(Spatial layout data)
● ● ● ● ● ● ●
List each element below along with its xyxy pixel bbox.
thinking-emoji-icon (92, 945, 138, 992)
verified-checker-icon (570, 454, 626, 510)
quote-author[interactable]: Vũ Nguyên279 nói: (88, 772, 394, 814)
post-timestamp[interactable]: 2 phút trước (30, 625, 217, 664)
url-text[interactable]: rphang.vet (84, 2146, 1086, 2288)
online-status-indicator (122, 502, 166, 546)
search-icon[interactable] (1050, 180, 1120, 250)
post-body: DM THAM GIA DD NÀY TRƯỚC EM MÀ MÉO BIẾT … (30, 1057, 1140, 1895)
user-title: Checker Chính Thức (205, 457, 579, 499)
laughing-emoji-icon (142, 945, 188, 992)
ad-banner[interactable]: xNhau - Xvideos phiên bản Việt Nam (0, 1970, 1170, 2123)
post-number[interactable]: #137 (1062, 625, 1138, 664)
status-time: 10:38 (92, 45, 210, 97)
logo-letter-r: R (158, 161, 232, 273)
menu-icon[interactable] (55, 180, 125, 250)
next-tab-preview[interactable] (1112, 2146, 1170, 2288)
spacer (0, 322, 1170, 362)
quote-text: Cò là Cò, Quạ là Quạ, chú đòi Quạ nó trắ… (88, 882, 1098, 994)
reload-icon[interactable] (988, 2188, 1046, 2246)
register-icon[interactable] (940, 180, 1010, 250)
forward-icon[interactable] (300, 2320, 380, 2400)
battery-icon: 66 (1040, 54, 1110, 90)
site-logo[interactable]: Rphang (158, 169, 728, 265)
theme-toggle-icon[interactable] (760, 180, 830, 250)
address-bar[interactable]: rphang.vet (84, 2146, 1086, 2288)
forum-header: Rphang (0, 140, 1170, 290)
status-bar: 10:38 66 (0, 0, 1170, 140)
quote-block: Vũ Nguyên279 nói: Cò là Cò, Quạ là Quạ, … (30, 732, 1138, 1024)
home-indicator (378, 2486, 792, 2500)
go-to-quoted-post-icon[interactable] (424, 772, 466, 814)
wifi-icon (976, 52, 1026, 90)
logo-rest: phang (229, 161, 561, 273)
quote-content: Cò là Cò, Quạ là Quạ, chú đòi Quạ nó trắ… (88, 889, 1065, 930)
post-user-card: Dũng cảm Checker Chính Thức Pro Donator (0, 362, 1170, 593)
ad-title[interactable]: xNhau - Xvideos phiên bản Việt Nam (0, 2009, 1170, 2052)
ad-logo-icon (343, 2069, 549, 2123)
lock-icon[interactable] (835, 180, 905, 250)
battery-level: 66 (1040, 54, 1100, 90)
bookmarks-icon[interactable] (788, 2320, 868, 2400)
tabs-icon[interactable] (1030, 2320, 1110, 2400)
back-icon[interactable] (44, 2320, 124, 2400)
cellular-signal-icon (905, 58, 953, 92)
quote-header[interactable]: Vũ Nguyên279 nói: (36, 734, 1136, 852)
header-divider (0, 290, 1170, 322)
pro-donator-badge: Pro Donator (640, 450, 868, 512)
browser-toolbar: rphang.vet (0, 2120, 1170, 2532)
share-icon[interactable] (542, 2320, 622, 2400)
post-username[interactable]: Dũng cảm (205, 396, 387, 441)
● ● ● ● ● ● ●
Rewrite every line of the material above as a numbered list, leaving out any blank lines.

→ Reply to the exercise:
1. List each element below along with its xyxy pixel bbox.
2. thinking-emoji-icon (92, 945, 138, 992)
3. verified-checker-icon (570, 454, 626, 510)
4. quote-author[interactable]: Vũ Nguyên279 nói: (88, 772, 394, 814)
5. post-timestamp[interactable]: 2 phút trước (30, 625, 217, 664)
6. url-text[interactable]: rphang.vet (84, 2146, 1086, 2288)
7. online-status-indicator (122, 502, 166, 546)
8. search-icon[interactable] (1050, 180, 1120, 250)
9. post-body: DM THAM GIA DD NÀY TRƯỚC EM MÀ MÉO BIẾT … (30, 1057, 1140, 1895)
10. user-title: Checker Chính Thức (205, 457, 579, 499)
11. laughing-emoji-icon (142, 945, 188, 992)
12. ad-banner[interactable]: xNhau - Xvideos phiên bản Việt Nam (0, 1970, 1170, 2123)
13. post-number[interactable]: #137 (1062, 625, 1138, 664)
14. status-time: 10:38 (92, 45, 210, 97)
15. logo-letter-r: R (158, 161, 232, 273)
16. menu-icon[interactable] (55, 180, 125, 250)
17. next-tab-preview[interactable] (1112, 2146, 1170, 2288)
18. spacer (0, 322, 1170, 362)
19. quote-text: Cò là Cò, Quạ là Quạ, chú đòi Quạ nó trắ… (88, 882, 1098, 994)
20. reload-icon[interactable] (988, 2188, 1046, 2246)
21. register-icon[interactable] (940, 180, 1010, 250)
22. forward-icon[interactable] (300, 2320, 380, 2400)
23. battery-icon: 66 (1040, 54, 1110, 90)
24. site-logo[interactable]: Rphang (158, 169, 728, 265)
25. theme-toggle-icon[interactable] (760, 180, 830, 250)
26. address-bar[interactable]: rphang.vet (84, 2146, 1086, 2288)
27. forum-header: Rphang (0, 140, 1170, 290)
28. status-bar: 10:38 66 (0, 0, 1170, 140)
29. quote-block: Vũ Nguyên279 nói: Cò là Cò, Quạ là Quạ, … (30, 732, 1138, 1024)
30. home-indicator (378, 2486, 792, 2500)
31. go-to-quoted-post-icon[interactable] (424, 772, 466, 814)
32. wifi-icon (976, 52, 1026, 90)
33. logo-rest: phang (229, 161, 561, 273)
34. quote-content: Cò là Cò, Quạ là Quạ, chú đòi Quạ nó trắ… (88, 889, 1065, 930)
35. post-user-card: Dũng cảm Checker Chính Thức Pro Donator (0, 362, 1170, 593)
36. ad-title[interactable]: xNhau - Xvideos phiên bản Việt Nam (0, 2009, 1170, 2052)
37. ad-logo-icon (343, 2069, 549, 2123)
38. lock-icon[interactable] (835, 180, 905, 250)
39. battery-level: 66 (1040, 54, 1100, 90)
40. bookmarks-icon[interactable] (788, 2320, 868, 2400)
41. tabs-icon[interactable] (1030, 2320, 1110, 2400)
42. back-icon[interactable] (44, 2320, 124, 2400)
43. cellular-signal-icon (905, 58, 953, 92)
44. quote-header[interactable]: Vũ Nguyên279 nói: (36, 734, 1136, 852)
45. header-divider (0, 290, 1170, 322)
46. pro-donator-badge: Pro Donator (640, 450, 868, 512)
47. browser-toolbar: rphang.vet (0, 2120, 1170, 2532)
48. share-icon[interactable] (542, 2320, 622, 2400)
49. post-username[interactable]: Dũng cảm (205, 396, 387, 441)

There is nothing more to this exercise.